--- BEGIN Supplied records ---
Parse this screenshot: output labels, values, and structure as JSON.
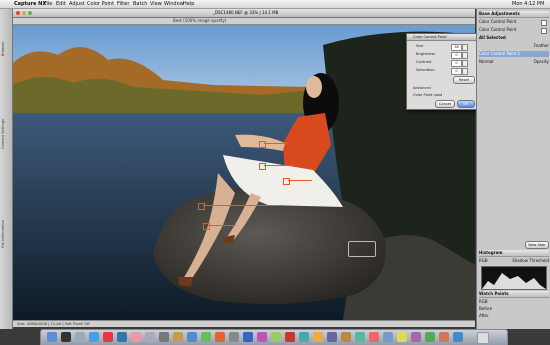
{
  "menubar": {
    "apple": "",
    "items": [
      "Capture NX",
      "File",
      "Edit",
      "Adjust",
      "Color Point",
      "Filter",
      "Batch",
      "View",
      "Window",
      "Help"
    ],
    "clock": "Mon 4:12 PM"
  },
  "window": {
    "title": "_DSC1480.NEF @ 33% | 14.1 MB",
    "subtitle": "Best (100% image quality)",
    "status": "Size: 4288x2848 | 12-bit | Soft Proof: Off"
  },
  "left_tabs": [
    "Browser",
    "Camera Settings",
    "File Information"
  ],
  "dialog": {
    "title": "Color Control Point",
    "sliders": [
      {
        "label": "Size",
        "value": "38"
      },
      {
        "label": "Brightness",
        "value": "0"
      },
      {
        "label": "Contrast",
        "value": "0"
      },
      {
        "label": "Saturation",
        "value": "0"
      }
    ],
    "reset": "Reset",
    "advanced": "Advanced",
    "color_point_label": "Color Point used",
    "cancel": "Cancel",
    "ok": "OK"
  },
  "panel": {
    "header": "Base Adjustments",
    "items": [
      "Color Control Point",
      "Color Control Point",
      "All Selected",
      "Feather",
      "Color Control Point 1",
      "Normal",
      "Opacity"
    ],
    "new_step": "New Step",
    "hist_title": "Histogram",
    "hist_channel": "RGB",
    "hist_thresh": "Shadow Threshold",
    "watch_title": "Watch Points",
    "watch_labels": [
      "RGB",
      "Before",
      "After"
    ]
  },
  "colors": {
    "accent": "#e65a2a",
    "selection": "#8aa6d6"
  },
  "dock": {
    "icons": [
      "finder-icon",
      "dashboard-icon",
      "mail-icon",
      "safari-icon",
      "ical-icon",
      "itunes-icon",
      "iphoto-icon",
      "preview-icon",
      "system-prefs-icon",
      "capture-nx-icon",
      "trash-icon"
    ]
  }
}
--- END Supplied records ---
Copy each line from the records above that includes the string "Control".

    "title": "Color Control Point",
      "Color Control Point",
      "Color Control Point",
      "Color Control Point 1",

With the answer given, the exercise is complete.